--- Information given ---

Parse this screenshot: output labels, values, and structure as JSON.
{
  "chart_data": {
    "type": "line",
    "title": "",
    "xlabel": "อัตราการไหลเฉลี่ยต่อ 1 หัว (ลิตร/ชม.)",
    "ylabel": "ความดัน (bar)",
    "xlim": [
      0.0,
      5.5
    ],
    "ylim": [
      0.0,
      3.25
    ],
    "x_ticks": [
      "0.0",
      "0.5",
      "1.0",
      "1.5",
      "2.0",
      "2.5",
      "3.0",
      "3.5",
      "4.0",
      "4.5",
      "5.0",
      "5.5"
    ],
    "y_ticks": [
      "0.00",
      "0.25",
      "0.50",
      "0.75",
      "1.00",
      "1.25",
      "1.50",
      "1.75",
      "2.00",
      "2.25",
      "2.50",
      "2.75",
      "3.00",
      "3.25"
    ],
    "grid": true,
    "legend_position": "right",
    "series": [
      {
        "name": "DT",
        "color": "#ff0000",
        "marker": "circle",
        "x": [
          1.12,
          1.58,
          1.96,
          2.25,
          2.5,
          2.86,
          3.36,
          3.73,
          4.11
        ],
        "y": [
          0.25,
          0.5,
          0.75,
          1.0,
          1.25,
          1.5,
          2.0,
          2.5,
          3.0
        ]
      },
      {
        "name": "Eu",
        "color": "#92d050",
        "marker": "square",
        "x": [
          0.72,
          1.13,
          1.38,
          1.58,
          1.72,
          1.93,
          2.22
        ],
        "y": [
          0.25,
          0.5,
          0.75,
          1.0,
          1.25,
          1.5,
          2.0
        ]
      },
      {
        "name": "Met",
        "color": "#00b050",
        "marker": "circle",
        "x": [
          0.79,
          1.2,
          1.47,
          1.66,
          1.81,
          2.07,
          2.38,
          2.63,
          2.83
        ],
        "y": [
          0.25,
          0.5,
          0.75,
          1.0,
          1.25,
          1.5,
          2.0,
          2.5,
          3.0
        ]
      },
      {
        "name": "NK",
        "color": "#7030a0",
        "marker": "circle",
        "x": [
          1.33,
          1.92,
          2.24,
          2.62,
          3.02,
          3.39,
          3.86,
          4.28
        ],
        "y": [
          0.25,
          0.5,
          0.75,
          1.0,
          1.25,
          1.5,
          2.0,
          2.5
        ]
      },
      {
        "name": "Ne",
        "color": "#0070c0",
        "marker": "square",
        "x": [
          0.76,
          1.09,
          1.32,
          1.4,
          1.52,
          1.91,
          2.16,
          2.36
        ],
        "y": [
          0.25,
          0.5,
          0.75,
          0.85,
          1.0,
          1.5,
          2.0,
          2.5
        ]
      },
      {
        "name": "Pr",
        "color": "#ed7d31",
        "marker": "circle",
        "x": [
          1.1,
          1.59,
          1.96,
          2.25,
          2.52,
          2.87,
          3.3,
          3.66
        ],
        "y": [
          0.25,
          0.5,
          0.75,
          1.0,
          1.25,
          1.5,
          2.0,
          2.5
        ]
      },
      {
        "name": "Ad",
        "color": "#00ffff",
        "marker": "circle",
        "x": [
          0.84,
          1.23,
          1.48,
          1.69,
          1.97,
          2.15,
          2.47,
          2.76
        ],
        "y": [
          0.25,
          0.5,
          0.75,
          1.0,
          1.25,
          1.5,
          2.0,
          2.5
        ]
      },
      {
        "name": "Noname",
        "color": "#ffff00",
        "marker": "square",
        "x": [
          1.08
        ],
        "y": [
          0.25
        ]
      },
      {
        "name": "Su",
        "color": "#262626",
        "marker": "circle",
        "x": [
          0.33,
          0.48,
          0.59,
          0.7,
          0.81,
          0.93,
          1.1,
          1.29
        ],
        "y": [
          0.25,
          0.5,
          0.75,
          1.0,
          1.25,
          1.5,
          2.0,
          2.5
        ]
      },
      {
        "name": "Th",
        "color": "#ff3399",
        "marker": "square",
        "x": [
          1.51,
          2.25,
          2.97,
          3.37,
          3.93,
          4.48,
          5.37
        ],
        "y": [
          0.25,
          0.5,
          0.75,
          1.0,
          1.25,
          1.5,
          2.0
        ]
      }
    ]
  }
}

---

Search the records above for the string "name". Copy every line that contains it.

■ Solution to the exercise ■
        "name": "DT",
        "name": "Eu",
        "name": "Met",
        "name": "NK",
        "name": "Ne",
        "name": "Pr",
        "name": "Ad",
        "name": "Noname",
        "name": "Su",
        "name": "Th",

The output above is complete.